Data items:
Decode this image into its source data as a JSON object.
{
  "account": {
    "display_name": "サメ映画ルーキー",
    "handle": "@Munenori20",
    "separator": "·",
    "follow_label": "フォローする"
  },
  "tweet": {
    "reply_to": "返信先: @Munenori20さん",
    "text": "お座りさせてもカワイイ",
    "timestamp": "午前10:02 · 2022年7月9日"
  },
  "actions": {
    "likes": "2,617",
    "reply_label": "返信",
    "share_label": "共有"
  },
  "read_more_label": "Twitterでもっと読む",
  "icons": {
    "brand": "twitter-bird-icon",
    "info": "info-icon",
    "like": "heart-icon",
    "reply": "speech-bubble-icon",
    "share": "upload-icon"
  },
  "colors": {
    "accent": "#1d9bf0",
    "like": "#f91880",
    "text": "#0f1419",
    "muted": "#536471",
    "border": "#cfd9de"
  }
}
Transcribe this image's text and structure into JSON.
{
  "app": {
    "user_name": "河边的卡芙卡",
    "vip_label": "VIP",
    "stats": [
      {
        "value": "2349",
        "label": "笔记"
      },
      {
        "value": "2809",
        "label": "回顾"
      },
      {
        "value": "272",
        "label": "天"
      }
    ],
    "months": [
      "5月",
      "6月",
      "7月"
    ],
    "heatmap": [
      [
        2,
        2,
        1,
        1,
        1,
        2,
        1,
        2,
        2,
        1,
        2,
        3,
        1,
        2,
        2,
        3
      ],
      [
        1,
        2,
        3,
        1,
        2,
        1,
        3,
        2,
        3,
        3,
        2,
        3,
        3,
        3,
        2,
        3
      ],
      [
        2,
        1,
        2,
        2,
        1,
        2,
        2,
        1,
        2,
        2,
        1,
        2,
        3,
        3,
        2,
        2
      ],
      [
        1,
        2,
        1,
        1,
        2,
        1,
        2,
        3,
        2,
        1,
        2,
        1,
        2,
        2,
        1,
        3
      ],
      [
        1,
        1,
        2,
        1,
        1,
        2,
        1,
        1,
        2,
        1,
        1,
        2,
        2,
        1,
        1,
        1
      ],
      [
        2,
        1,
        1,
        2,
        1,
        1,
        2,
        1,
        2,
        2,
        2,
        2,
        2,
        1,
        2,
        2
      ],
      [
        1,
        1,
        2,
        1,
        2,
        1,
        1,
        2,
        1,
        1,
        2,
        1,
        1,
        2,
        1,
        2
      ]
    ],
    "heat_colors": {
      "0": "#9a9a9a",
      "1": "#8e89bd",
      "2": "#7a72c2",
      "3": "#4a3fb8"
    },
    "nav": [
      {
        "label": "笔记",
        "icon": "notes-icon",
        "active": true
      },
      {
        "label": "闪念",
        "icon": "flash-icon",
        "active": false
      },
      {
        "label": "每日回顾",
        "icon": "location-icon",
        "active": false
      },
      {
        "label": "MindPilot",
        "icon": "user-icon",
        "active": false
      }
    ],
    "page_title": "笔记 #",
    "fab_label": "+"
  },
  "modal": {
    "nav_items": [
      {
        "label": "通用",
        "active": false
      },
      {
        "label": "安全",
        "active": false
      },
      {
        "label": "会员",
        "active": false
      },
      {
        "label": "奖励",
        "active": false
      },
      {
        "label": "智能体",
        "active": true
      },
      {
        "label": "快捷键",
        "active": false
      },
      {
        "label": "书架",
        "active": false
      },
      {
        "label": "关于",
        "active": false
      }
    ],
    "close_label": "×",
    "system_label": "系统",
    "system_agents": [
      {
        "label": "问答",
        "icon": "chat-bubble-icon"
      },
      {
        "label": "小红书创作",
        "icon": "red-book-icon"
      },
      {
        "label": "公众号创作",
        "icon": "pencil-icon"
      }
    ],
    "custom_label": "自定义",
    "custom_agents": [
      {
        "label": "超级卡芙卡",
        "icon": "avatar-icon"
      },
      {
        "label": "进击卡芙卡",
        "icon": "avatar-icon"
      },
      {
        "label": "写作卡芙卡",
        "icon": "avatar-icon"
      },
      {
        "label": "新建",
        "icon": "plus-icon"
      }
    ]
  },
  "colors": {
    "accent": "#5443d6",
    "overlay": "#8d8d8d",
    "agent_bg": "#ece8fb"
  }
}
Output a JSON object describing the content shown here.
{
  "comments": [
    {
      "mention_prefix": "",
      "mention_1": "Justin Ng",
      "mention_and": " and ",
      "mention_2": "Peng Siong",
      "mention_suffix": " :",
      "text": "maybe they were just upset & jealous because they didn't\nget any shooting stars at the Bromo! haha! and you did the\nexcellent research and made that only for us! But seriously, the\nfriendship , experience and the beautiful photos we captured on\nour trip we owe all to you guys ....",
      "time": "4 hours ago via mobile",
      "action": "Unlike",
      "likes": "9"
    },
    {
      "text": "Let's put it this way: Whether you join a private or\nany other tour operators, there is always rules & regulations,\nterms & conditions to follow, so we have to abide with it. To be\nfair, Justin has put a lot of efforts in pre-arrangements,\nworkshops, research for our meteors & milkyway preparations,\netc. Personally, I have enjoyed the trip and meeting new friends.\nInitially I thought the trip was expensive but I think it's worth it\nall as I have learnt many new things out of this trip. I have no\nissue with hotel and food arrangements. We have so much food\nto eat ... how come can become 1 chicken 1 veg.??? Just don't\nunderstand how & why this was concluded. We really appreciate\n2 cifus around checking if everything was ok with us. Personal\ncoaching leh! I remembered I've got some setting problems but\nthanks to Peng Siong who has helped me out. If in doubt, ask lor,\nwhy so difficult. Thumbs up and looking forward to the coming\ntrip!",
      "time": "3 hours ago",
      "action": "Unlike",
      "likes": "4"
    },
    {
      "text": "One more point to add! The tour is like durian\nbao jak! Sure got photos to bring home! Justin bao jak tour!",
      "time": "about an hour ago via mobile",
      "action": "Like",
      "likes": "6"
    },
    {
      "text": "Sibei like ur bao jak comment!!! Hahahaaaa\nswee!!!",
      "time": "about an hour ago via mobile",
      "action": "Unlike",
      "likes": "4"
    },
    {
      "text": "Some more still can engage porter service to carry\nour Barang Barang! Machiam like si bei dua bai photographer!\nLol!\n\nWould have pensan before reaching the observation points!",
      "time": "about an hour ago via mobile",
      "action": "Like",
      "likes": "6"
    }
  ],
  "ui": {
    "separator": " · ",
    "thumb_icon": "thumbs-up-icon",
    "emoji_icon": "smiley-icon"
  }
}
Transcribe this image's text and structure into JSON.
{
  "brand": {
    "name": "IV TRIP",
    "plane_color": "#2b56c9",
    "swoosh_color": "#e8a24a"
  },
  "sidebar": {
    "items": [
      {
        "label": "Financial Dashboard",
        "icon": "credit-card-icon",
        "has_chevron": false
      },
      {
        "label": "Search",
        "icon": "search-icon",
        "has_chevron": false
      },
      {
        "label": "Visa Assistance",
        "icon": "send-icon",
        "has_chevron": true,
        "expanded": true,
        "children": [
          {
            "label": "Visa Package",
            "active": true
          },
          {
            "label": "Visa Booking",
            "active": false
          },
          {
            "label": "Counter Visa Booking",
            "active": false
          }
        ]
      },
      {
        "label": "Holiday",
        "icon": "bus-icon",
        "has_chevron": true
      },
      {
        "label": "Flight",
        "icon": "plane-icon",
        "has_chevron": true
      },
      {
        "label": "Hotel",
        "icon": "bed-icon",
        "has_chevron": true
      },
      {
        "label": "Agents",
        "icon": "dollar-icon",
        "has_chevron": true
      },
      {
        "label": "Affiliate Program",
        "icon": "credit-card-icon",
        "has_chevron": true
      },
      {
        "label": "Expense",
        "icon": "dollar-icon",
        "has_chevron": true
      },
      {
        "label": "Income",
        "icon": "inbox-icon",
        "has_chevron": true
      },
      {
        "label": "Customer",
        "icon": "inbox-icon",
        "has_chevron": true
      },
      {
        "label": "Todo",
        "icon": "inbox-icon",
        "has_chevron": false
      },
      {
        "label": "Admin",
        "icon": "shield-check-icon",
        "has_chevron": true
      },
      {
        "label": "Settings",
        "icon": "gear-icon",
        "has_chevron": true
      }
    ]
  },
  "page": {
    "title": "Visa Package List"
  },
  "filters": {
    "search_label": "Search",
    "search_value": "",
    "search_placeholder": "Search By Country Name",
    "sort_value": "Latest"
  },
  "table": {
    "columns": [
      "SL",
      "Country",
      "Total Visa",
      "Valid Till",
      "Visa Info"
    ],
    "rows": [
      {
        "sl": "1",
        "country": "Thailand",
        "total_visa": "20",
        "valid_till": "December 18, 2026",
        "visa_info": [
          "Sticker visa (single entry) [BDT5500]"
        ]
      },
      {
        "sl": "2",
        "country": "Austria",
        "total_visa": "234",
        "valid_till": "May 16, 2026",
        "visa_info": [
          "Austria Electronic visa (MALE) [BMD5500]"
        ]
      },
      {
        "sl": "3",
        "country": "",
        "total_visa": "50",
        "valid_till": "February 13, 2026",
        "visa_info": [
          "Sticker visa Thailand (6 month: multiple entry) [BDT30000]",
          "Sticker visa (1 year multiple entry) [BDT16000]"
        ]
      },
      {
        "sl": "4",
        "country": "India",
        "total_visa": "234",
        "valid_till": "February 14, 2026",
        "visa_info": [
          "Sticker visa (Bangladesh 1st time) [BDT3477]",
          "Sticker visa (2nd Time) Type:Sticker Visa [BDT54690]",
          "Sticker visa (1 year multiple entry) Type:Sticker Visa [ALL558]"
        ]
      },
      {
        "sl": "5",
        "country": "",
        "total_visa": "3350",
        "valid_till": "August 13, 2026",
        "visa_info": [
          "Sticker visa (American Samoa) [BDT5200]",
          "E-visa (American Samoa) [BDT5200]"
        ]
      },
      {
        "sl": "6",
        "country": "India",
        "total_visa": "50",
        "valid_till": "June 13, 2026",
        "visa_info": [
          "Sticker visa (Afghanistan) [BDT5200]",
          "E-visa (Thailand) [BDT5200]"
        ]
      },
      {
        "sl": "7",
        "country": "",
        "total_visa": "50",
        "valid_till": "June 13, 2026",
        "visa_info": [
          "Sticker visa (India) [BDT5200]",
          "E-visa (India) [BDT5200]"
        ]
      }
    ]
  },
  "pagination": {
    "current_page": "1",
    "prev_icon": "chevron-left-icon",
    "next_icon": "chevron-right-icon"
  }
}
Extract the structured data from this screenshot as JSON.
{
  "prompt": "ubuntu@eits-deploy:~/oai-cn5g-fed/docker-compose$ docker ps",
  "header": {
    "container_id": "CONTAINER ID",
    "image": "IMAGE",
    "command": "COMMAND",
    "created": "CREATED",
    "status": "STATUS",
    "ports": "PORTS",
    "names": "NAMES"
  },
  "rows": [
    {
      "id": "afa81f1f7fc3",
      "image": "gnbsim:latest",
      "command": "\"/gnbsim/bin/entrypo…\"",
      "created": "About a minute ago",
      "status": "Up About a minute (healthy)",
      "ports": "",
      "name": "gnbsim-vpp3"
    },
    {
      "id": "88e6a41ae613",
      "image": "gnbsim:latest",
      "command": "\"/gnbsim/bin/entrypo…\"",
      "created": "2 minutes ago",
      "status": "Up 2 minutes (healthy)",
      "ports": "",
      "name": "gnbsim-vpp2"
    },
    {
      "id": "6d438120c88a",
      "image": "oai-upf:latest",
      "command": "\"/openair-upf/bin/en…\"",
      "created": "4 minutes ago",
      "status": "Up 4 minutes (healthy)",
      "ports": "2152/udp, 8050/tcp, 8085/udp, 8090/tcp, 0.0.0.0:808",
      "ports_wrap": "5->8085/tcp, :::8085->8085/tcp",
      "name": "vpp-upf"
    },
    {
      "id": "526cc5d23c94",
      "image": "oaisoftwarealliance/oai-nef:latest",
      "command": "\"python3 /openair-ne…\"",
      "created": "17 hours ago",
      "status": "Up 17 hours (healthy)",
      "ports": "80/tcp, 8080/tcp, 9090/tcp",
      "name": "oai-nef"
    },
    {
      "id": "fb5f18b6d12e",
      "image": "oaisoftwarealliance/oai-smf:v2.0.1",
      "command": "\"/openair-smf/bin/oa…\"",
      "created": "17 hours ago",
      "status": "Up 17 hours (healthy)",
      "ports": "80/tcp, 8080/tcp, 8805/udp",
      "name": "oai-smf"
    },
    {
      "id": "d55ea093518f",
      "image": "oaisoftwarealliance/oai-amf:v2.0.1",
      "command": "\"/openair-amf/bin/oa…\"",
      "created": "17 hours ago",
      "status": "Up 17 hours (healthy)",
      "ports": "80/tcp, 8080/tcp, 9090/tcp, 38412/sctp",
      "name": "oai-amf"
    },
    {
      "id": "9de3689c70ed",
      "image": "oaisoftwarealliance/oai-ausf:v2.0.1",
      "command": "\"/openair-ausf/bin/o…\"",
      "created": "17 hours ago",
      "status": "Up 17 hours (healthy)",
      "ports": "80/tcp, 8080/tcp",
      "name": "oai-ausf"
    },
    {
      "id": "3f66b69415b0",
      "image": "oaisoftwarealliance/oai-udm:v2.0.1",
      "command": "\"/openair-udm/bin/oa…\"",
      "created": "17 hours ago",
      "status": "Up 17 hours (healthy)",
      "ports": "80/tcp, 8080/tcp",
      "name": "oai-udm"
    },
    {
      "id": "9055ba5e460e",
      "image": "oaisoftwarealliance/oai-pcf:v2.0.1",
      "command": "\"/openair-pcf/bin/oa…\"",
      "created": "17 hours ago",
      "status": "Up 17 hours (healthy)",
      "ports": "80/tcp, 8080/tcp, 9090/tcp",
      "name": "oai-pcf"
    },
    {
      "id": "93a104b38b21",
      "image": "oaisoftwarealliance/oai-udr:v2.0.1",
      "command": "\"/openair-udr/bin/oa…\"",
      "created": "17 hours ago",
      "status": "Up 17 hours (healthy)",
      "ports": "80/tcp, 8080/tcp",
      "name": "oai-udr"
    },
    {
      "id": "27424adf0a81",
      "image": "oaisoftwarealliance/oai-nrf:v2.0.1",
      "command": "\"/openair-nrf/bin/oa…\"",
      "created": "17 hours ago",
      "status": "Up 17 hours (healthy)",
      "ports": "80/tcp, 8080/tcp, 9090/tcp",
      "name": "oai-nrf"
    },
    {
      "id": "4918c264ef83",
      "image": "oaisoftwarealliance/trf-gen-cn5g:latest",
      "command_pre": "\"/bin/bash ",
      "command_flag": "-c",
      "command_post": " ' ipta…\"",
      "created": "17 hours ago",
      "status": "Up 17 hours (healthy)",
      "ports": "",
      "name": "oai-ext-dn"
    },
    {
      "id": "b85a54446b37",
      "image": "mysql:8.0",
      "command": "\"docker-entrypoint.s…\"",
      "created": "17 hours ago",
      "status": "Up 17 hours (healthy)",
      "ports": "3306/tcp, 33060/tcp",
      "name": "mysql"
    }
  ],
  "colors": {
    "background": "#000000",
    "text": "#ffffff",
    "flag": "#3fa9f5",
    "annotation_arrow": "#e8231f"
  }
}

> _WHAT YOU HAVE TO DO_
Find all the lines containing "Type" in the material, then copy them.

> _WRITTEN SOLUTION_
          "Sticker visa (2nd Time) Type:Sticker Visa [BDT54690]",
          "Sticker visa (1 year multiple entry) Type:Sticker Visa [ALL558]"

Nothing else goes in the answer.